*YOUR OBJECTIVE*:
Where a line of the listing below includes the word "Lack", reproduce that line.

(Records that describe figures)
'''
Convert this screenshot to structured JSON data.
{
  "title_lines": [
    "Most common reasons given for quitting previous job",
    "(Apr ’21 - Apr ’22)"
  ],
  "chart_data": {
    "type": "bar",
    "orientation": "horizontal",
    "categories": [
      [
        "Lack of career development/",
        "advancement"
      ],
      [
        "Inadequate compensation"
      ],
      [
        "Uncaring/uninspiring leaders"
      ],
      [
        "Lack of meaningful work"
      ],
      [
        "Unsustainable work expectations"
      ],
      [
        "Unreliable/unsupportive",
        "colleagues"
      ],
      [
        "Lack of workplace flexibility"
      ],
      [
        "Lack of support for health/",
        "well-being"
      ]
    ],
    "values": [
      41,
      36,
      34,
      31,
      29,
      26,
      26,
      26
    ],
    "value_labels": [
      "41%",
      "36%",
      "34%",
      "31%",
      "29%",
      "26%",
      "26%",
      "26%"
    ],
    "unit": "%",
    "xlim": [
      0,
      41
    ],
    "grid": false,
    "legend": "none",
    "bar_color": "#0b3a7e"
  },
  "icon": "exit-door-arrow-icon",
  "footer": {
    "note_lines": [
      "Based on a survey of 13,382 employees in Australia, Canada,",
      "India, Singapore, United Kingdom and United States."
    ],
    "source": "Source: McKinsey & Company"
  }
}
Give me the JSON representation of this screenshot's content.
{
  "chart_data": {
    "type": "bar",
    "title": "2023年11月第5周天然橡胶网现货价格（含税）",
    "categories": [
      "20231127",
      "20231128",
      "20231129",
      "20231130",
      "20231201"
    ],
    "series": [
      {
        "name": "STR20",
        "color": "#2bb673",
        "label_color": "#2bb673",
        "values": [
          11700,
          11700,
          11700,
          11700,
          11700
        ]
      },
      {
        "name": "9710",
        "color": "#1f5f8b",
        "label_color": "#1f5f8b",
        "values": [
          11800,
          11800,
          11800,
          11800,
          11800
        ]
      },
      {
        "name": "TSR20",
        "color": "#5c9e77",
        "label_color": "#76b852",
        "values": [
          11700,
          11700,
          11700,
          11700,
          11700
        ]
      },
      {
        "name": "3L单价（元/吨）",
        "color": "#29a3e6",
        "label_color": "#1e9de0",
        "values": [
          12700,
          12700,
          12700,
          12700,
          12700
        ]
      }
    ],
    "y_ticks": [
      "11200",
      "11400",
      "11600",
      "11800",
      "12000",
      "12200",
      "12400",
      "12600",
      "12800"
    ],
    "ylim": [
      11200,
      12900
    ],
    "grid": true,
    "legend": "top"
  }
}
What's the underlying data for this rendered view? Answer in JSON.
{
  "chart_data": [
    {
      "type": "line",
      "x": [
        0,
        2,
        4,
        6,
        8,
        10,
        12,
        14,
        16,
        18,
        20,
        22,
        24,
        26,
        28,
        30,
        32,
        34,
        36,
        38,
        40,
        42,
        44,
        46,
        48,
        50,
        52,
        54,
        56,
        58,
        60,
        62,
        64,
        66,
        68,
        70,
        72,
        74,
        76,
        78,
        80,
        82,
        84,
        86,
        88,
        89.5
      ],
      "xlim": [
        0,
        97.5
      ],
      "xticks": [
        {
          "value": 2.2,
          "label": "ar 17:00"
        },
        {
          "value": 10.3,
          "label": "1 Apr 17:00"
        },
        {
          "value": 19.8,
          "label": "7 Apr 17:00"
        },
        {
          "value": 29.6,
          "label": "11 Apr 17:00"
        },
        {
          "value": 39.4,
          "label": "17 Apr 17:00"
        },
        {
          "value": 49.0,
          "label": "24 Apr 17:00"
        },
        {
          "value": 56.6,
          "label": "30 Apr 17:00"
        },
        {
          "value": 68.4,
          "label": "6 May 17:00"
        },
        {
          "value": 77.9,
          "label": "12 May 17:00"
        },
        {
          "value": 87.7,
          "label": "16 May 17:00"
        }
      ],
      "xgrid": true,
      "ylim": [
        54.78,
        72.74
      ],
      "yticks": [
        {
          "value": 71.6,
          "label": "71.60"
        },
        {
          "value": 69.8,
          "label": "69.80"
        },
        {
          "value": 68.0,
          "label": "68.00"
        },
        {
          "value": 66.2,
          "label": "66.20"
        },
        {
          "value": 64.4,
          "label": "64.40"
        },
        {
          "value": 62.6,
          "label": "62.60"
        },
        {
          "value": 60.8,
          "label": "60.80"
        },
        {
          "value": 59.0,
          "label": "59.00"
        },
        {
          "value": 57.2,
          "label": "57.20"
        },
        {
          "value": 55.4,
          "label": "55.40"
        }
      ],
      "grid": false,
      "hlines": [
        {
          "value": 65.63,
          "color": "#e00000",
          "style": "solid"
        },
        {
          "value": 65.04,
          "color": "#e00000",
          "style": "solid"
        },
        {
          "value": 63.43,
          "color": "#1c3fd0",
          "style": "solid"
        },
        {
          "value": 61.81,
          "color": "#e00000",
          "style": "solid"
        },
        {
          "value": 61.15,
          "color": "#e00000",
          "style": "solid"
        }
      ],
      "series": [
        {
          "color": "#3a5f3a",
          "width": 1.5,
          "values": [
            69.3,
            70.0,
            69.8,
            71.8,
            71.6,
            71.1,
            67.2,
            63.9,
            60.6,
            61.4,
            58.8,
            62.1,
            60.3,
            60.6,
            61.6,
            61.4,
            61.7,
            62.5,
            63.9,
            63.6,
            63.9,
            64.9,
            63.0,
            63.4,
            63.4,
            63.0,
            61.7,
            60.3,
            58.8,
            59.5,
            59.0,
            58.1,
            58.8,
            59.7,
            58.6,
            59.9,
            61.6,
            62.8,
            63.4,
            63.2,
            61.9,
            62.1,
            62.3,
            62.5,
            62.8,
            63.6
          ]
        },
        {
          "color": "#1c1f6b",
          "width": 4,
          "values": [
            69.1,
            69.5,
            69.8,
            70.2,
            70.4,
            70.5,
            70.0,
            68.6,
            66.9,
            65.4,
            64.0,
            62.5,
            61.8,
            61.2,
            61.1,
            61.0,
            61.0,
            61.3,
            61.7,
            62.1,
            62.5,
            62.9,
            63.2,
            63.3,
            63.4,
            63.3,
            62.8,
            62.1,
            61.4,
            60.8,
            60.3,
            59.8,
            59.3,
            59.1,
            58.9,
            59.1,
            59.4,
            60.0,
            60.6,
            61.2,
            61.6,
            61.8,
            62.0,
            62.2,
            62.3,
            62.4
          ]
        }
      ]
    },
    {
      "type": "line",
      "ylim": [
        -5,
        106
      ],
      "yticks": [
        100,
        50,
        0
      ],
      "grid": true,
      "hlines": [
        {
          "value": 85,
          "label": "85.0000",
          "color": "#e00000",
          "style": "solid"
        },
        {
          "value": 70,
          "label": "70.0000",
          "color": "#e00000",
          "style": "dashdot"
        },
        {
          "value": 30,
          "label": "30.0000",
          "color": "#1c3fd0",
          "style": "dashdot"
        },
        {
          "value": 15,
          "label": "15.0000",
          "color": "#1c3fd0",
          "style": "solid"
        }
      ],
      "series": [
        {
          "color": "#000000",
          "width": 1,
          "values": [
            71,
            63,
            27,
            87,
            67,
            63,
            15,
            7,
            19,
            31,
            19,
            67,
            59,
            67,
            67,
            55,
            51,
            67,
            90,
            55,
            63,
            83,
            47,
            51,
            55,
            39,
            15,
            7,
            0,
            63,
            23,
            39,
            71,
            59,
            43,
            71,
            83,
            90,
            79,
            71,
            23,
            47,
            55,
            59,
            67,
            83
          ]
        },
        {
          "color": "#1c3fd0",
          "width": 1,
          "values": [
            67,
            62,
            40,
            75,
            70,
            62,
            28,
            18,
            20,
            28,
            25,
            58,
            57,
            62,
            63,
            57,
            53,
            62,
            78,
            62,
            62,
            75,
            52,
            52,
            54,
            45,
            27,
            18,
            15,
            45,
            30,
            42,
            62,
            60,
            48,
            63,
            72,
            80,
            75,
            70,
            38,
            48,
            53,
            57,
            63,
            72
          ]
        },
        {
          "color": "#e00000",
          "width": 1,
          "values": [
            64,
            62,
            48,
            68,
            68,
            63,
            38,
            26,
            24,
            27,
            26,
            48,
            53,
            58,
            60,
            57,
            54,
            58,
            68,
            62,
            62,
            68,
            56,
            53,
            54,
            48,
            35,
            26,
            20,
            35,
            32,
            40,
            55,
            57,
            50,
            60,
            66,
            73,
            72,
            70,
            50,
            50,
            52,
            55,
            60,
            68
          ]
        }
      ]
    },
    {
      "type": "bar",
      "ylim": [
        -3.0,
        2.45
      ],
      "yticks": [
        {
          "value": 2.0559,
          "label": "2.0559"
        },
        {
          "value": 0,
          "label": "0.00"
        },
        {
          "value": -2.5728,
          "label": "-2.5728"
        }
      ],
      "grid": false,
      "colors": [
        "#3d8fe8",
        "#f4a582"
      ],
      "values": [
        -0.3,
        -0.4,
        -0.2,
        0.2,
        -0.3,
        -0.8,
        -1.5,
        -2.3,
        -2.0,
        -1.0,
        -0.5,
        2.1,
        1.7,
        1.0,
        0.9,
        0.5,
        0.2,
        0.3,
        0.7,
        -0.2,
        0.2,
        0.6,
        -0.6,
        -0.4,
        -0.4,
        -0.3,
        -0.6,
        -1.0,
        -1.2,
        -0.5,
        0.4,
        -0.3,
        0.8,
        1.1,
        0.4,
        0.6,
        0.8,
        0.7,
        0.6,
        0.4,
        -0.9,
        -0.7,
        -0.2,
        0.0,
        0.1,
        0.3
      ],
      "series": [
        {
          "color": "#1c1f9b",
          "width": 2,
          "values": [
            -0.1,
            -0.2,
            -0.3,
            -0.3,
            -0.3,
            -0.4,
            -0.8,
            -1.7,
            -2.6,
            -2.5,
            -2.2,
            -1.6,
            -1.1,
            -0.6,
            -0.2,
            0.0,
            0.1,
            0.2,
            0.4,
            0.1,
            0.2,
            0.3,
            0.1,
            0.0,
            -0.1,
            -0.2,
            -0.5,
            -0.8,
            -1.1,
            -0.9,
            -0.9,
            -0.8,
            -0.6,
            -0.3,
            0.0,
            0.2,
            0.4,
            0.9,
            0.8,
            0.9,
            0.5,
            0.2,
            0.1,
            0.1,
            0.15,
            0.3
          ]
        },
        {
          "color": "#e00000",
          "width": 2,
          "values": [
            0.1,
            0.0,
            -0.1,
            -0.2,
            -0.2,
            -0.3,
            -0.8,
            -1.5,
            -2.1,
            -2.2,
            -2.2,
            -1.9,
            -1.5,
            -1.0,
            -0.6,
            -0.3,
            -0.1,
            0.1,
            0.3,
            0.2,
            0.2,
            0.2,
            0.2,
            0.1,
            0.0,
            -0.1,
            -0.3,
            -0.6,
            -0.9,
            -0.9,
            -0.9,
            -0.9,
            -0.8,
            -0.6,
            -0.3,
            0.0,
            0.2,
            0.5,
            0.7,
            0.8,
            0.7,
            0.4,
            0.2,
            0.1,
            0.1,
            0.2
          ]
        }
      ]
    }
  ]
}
'''
*EXERCISE RESPONSE*:
        "Lack of career development/",
        "Lack of meaningful work"
        "Lack of workplace flexibility"
        "Lack of support for health/",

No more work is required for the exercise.